#### Objective
Give every line of the data again, unchanged, but with no pictures.

#### Source records
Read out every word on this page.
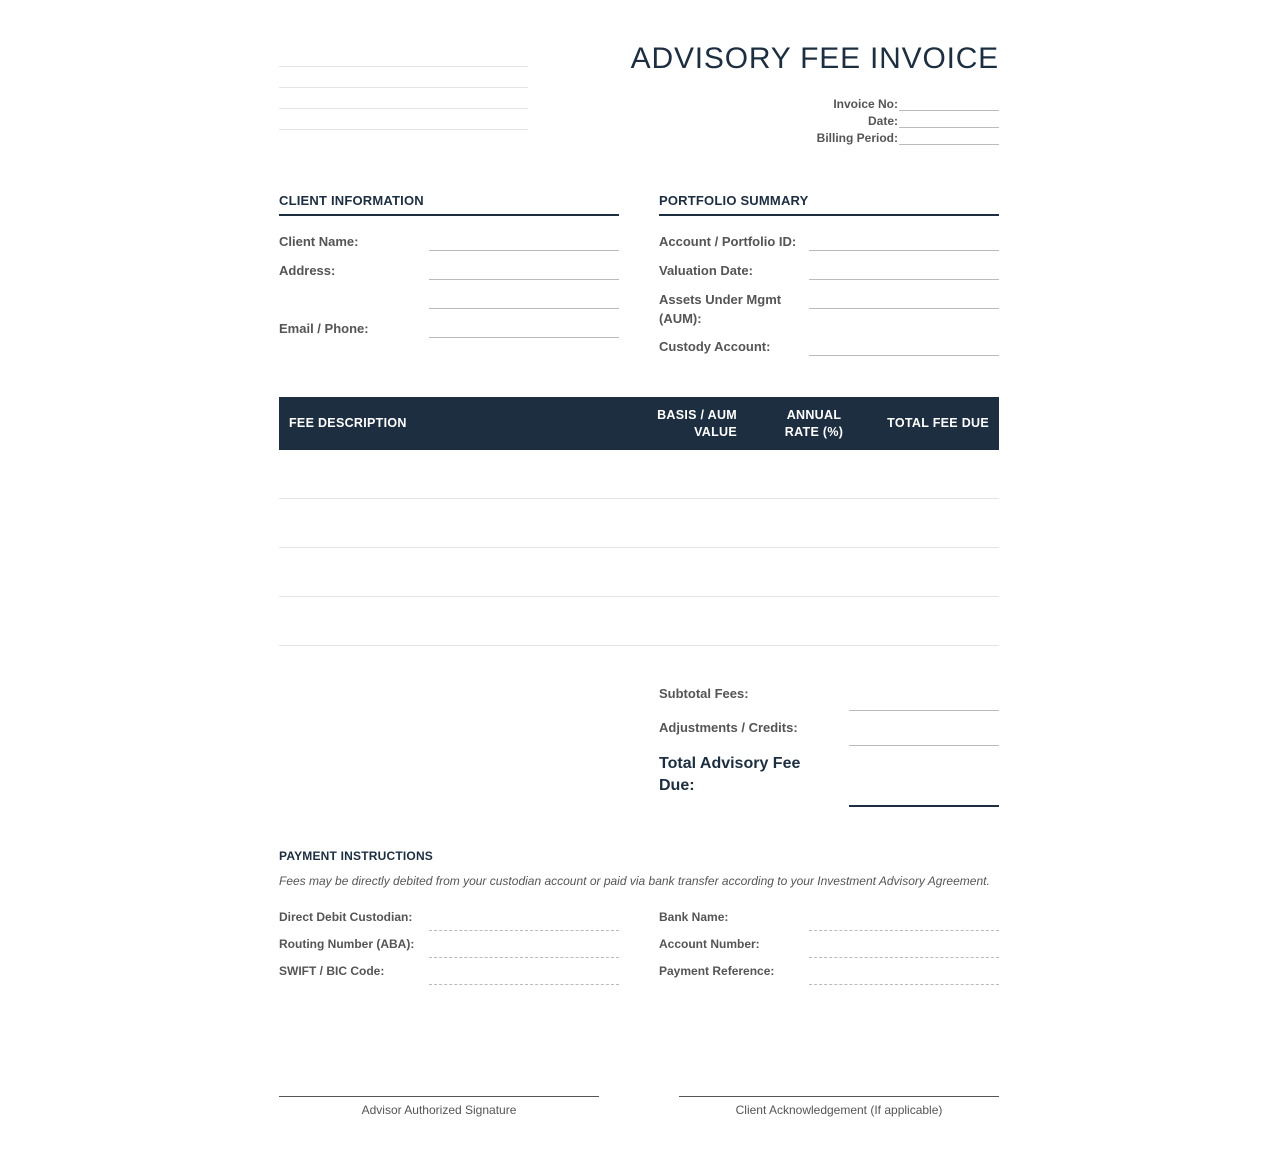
ADVISORY FEE INVOICE
Invoice No:
Date:
Billing Period:
CLIENT INFORMATION
Client Name:
Address:
Email / Phone:
PORTFOLIO SUMMARY
Account / Portfolio ID:
Valuation Date:
Assets Under Mgmt (AUM):
Custody Account:
FEE DESCRIPTION
BASIS / AUM VALUE
ANNUAL RATE (%)
TOTAL FEE DUE
Subtotal Fees:
Adjustments / Credits:
Total Advisory Fee Due:
PAYMENT INSTRUCTIONS
Fees may be directly debited from your custodian account or paid via bank transfer according to your Investment Advisory Agreement.
Direct Debit Custodian:
Routing Number (ABA):
SWIFT / BIC Code:
Bank Name:
Account Number:
Payment Reference:
Advisor Authorized Signature	Client Acknowledgement (If applicable)
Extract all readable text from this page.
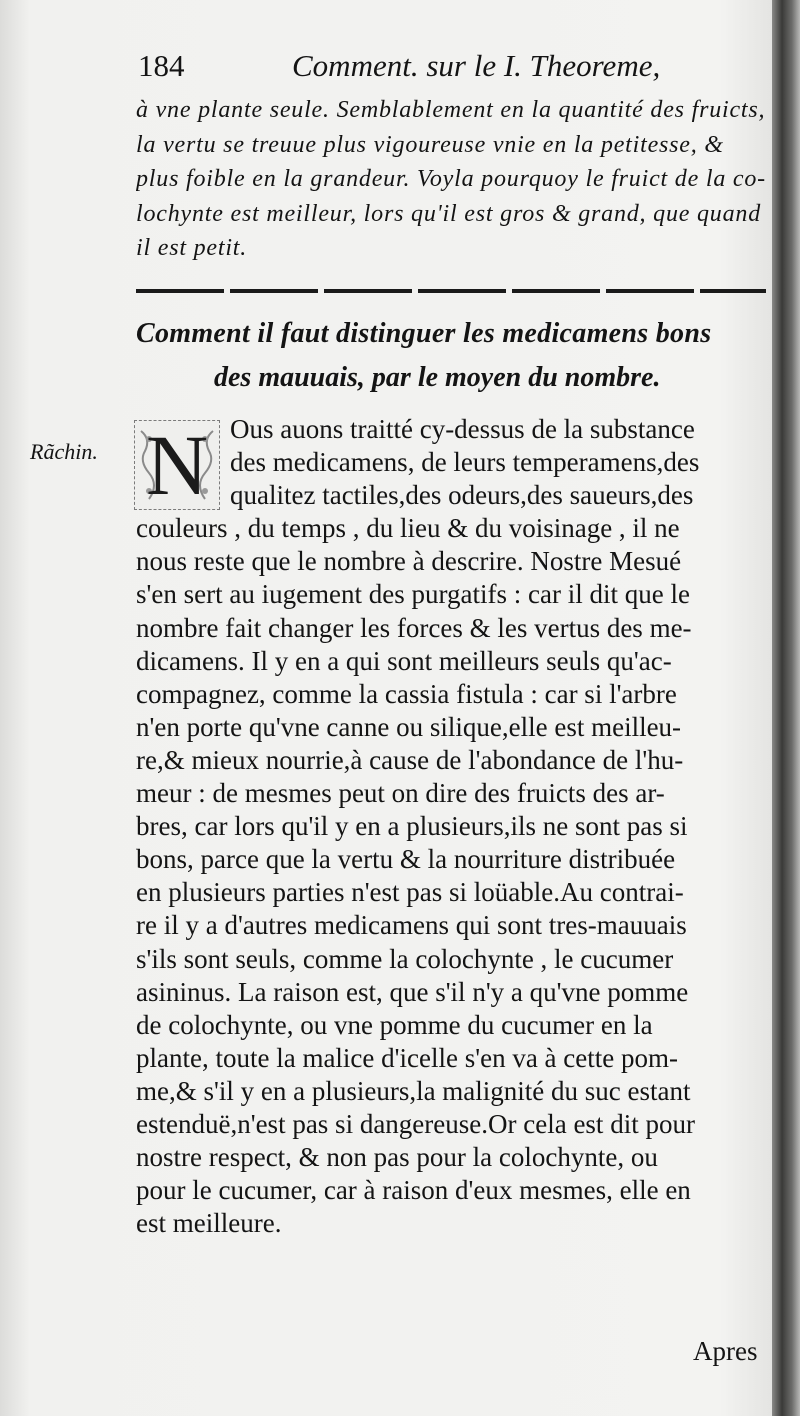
184	Comment. sur le I. Theoreme,
à vne plante seule. Semblablement en la quantité des fruicts,
la vertu se treuue plus vigoureuse vnie en la petitesse, &
plus foible en la grandeur. Voyla pourquoy le fruict de la co-
lochynte est meilleur, lors qu'il est gros & grand, que quand
il est petit.
Comment il faut distinguer les medicamens bons
des mauuais, par le moyen du nombre.
Rãchin. N Ous auons traitté cy-dessus de la substance
des medicamens, de leurs temperamens,des
qualitez tactiles,des odeurs,des saueurs,des
couleurs , du temps , du lieu & du voisinage , il ne
nous reste que le nombre à descrire. Nostre Mesué
s'en sert au iugement des purgatifs : car il dit que le
nombre fait changer les forces & les vertus des me-
dicamens. Il y en a qui sont meilleurs seuls qu'ac-
compagnez, comme la cassia fistula : car si l'arbre
n'en porte qu'vne canne ou silique,elle est meilleu-
re,& mieux nourrie,à cause de l'abondance de l'hu-
meur : de mesmes peut on dire des fruicts des ar-
bres, car lors qu'il y en a plusieurs,ils ne sont pas si
bons, parce que la vertu & la nourriture distribuée
en plusieurs parties n'est pas si loüable.Au contrai-
re il y a d'autres medicamens qui sont tres-mauuais
s'ils sont seuls, comme la colochynte , le cucumer
asininus. La raison est, que s'il n'y a qu'vne pomme
de colochynte, ou vne pomme du cucumer en la
plante, toute la malice d'icelle s'en va à cette pom-
me,& s'il y en a plusieurs,la malignité du suc estant
estenduë,n'est pas si dangereuse.Or cela est dit pour
nostre respect, & non pas pour la colochynte, ou
pour le cucumer, car à raison d'eux mesmes, elle en
est meilleure.
Apres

#### Final answer
Read out every word on this page.
ADVISORY FEE INVOICE
Invoice No:
Date:
Billing Period:
CLIENT INFORMATION
Client Name:
Address:
Email / Phone:
PORTFOLIO SUMMARY
Account / Portfolio ID:
Valuation Date:
Assets Under Mgmt (AUM):
Custody Account:
FEE DESCRIPTION
BASIS / AUM VALUE
ANNUAL RATE (%)
TOTAL FEE DUE
Subtotal Fees:
Adjustments / Credits:
Total Advisory Fee Due:
PAYMENT INSTRUCTIONS
Fees may be directly debited from your custodian account or paid via bank transfer according to your Investment Advisory Agreement.
Direct Debit Custodian:
Routing Number (ABA):
SWIFT / BIC Code:
Bank Name:
Account Number:
Payment Reference:
Advisor Authorized Signature	Client Acknowledgement (If applicable)
Extract all readable text from this page.
184	Comment. sur le I. Theoreme,
à vne plante seule. Semblablement en la quantité des fruicts,
la vertu se treuue plus vigoureuse vnie en la petitesse, &
plus foible en la grandeur. Voyla pourquoy le fruict de la co-
lochynte est meilleur, lors qu'il est gros & grand, que quand
il est petit.
Comment il faut distinguer les medicamens bons
des mauuais, par le moyen du nombre.
Rãchin. N Ous auons traitté cy-dessus de la substance
des medicamens, de leurs temperamens,des
qualitez tactiles,des odeurs,des saueurs,des
couleurs , du temps , du lieu & du voisinage , il ne
nous reste que le nombre à descrire. Nostre Mesué
s'en sert au iugement des purgatifs : car il dit que le
nombre fait changer les forces & les vertus des me-
dicamens. Il y en a qui sont meilleurs seuls qu'ac-
compagnez, comme la cassia fistula : car si l'arbre
n'en porte qu'vne canne ou silique,elle est meilleu-
re,& mieux nourrie,à cause de l'abondance de l'hu-
meur : de mesmes peut on dire des fruicts des ar-
bres, car lors qu'il y en a plusieurs,ils ne sont pas si
bons, parce que la vertu & la nourriture distribuée
en plusieurs parties n'est pas si loüable.Au contrai-
re il y a d'autres medicamens qui sont tres-mauuais
s'ils sont seuls, comme la colochynte , le cucumer
asininus. La raison est, que s'il n'y a qu'vne pomme
de colochynte, ou vne pomme du cucumer en la
plante, toute la malice d'icelle s'en va à cette pom-
me,& s'il y en a plusieurs,la malignité du suc estant
estenduë,n'est pas si dangereuse.Or cela est dit pour
nostre respect, & non pas pour la colochynte, ou
pour le cucumer, car à raison d'eux mesmes, elle en
est meilleure.
Apres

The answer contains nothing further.